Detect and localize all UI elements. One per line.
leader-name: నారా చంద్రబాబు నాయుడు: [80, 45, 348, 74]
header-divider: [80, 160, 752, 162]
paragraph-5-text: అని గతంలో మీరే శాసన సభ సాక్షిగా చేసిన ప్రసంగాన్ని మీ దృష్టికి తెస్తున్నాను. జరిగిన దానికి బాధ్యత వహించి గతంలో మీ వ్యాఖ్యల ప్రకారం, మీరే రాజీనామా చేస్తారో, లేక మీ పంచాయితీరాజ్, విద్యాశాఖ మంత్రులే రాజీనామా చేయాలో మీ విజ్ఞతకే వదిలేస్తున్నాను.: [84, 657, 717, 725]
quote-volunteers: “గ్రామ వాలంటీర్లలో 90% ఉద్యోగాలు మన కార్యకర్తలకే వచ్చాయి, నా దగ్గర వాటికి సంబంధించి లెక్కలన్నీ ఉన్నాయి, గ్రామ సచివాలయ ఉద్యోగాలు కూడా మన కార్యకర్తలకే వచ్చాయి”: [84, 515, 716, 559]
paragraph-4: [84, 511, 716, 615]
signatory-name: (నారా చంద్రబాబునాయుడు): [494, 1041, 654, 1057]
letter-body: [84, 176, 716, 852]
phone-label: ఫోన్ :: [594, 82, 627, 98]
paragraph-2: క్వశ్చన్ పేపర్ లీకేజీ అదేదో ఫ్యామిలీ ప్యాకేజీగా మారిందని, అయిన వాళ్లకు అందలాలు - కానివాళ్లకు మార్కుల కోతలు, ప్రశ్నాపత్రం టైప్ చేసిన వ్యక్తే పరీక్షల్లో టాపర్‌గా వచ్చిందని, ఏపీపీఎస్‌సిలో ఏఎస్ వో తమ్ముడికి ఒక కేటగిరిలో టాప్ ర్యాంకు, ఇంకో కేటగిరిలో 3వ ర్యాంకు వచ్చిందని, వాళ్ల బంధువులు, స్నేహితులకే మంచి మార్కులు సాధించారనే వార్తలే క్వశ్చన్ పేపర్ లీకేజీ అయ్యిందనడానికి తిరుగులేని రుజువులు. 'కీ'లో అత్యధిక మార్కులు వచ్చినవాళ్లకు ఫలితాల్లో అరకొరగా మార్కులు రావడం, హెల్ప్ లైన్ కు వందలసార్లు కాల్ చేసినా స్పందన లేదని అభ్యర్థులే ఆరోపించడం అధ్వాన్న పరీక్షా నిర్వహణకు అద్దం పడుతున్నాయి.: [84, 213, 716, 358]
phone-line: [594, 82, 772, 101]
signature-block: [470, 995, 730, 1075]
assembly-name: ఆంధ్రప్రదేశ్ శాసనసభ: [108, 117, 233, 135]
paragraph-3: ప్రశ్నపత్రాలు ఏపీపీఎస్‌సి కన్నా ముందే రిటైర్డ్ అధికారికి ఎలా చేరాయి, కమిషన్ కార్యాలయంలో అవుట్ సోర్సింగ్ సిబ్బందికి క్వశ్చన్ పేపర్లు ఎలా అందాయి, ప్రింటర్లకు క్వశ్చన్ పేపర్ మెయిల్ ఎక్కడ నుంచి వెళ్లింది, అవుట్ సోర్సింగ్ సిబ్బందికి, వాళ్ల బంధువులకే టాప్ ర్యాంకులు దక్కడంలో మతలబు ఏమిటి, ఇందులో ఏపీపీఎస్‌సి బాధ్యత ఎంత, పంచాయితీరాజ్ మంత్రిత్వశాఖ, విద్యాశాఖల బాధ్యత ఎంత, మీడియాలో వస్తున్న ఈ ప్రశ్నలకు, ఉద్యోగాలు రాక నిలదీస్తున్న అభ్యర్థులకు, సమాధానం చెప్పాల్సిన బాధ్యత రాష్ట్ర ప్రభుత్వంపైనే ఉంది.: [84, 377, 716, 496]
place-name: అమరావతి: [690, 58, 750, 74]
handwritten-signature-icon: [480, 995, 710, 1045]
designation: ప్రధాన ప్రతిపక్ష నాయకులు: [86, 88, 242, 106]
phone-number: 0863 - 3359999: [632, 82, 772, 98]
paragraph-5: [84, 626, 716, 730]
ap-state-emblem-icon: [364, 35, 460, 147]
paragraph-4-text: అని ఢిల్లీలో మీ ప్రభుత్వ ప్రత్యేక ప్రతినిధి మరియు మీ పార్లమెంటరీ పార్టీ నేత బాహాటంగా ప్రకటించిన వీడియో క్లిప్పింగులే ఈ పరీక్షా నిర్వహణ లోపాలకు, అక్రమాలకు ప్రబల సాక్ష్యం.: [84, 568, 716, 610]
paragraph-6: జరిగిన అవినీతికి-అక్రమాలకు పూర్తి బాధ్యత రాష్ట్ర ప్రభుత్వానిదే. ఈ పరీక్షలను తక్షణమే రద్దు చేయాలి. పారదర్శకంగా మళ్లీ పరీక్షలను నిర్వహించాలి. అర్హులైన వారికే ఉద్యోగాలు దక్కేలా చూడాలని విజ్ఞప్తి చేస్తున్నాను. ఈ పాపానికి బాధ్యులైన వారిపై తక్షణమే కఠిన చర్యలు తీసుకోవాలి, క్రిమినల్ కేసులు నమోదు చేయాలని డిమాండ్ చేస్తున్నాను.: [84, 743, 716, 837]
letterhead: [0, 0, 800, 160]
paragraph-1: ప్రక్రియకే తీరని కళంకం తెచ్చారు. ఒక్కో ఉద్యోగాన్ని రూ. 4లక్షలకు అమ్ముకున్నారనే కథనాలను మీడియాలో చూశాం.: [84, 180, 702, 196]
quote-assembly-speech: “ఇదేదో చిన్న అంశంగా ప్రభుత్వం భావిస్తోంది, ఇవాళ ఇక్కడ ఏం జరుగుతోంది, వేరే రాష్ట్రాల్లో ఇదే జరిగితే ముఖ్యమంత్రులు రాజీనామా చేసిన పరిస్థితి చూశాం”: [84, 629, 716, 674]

* * *

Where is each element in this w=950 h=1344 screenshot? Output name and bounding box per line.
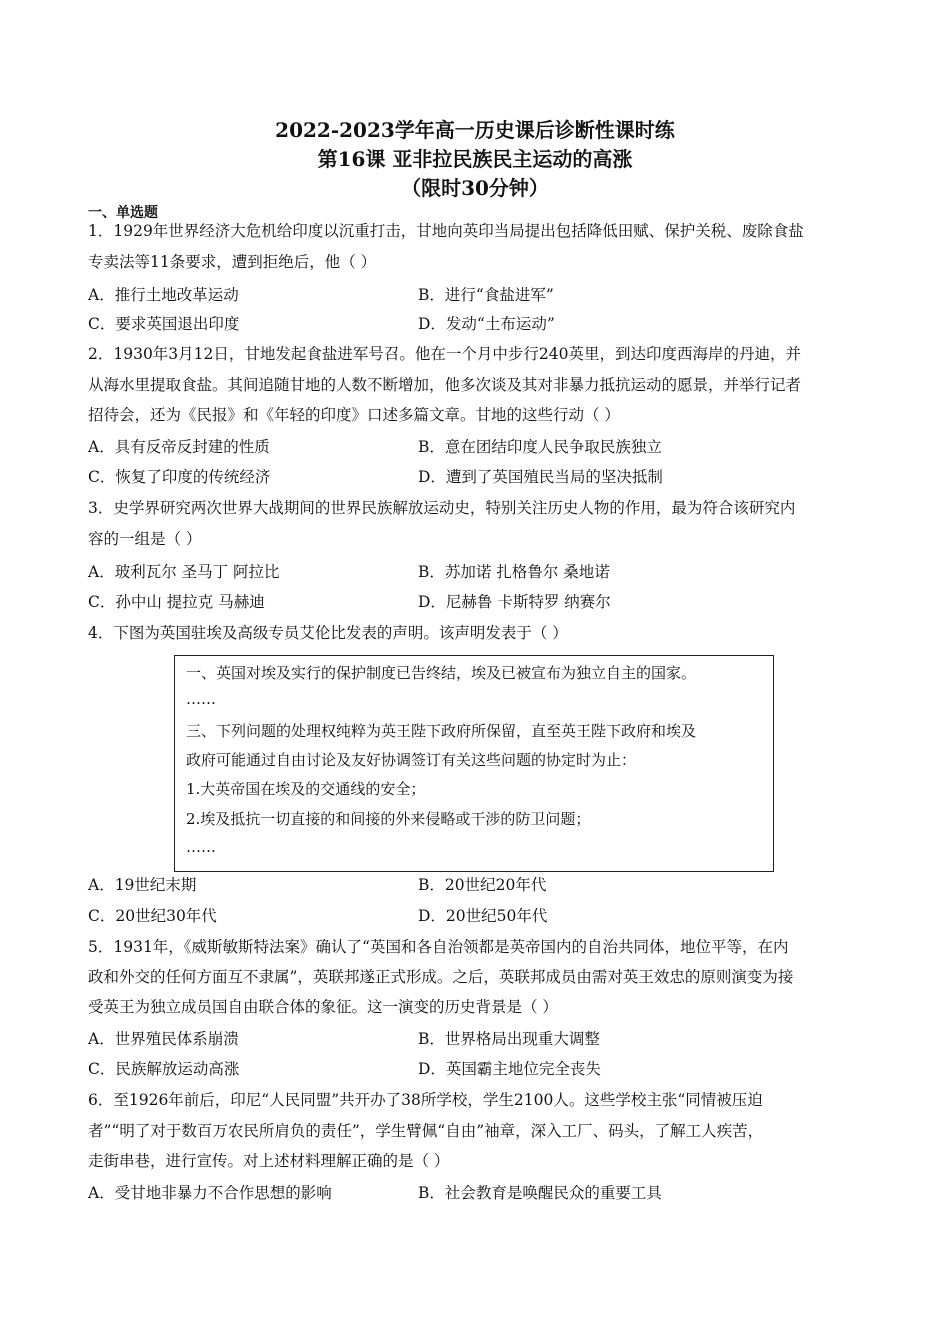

### Exercise brief
Reproduce, character for character, everything from the line containing "Detect and localize" down to the line containing "header-divider: [80, 160, 752, 162]", including both of those lines.

### Answer for this exercise
Detect and localize all UI elements. One per line.
leader-name: నారా చంద్రబాబు నాయుడు: [80, 45, 348, 74]
header-divider: [80, 160, 752, 162]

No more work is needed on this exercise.